Recast every line of the material below as a Markdown table with two columns, No. for the row number and Line for the text of the line. Skip blank lines and leave the pictures out.

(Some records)

-- BEGIN --

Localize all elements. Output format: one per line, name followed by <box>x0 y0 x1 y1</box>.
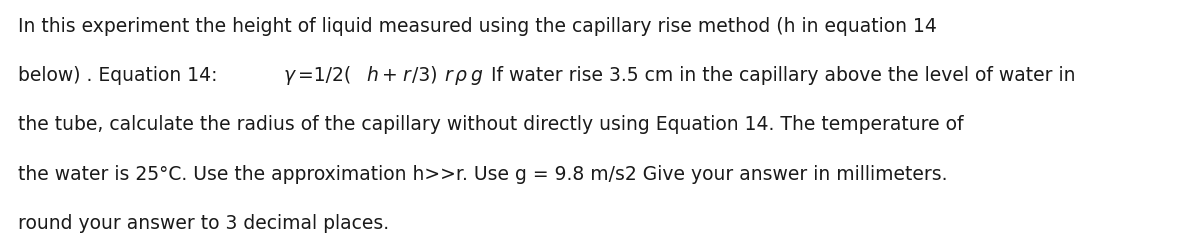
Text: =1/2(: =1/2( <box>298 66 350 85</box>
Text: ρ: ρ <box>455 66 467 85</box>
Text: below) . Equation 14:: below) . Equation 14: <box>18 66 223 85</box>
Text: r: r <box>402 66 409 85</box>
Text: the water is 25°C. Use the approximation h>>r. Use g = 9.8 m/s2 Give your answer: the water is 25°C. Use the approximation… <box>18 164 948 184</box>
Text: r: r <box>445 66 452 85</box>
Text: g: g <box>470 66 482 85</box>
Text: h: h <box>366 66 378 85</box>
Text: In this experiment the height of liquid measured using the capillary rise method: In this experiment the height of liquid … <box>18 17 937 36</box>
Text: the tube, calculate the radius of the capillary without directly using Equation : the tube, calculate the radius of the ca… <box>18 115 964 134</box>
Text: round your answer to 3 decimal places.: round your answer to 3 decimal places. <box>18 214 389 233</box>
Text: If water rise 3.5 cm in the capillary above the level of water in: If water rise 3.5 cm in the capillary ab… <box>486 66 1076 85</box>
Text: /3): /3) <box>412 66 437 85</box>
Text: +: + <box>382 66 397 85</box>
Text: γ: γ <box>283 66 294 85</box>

-- END --

#### Solved exercise
| No. | Line |
|---|---|
| 1 | Localize all elements. Output format: one per line, name followed by <box>x0 y0 x1 y1</box>. |
| 2 | Text: =1/2(: =1/2( <box>298 66 350 85</box> |
| 3 | Text: ρ: ρ <box>455 66 467 85</box> |
| 4 | Text: below) . Equation 14:: below) . Equation 14: <box>18 66 223 85</box> |
| 5 | Text: r: r <box>402 66 409 85</box> |
| 6 | Text: the water is 25°C. Use the approximation h>>r. Use g = 9.8 m/s2 Give your answer: the water is 25°C. Use the approximation… <box>18 164 948 184</box> |
| 7 | Text: r: r <box>445 66 452 85</box> |
| 8 | Text: g: g <box>470 66 482 85</box> |
| 9 | Text: h: h <box>366 66 378 85</box> |
| 10 | Text: In this experiment the height of liquid measured using the capillary rise method: In this experiment the height of liquid … <box>18 17 937 36</box> |
| 11 | Text: the tube, calculate the radius of the capillary without directly using Equation : the tube, calculate the radius of the ca… <box>18 115 964 134</box> |
| 12 | Text: round your answer to 3 decimal places.: round your answer to 3 decimal places. <box>18 214 389 233</box> |
| 13 | Text: If water rise 3.5 cm in the capillary above the level of water in: If water rise 3.5 cm in the capillary ab… <box>486 66 1076 85</box> |
| 14 | Text: /3): /3) <box>412 66 437 85</box> |
| 15 | Text: +: + <box>382 66 397 85</box> |
| 16 | Text: γ: γ <box>283 66 294 85</box> |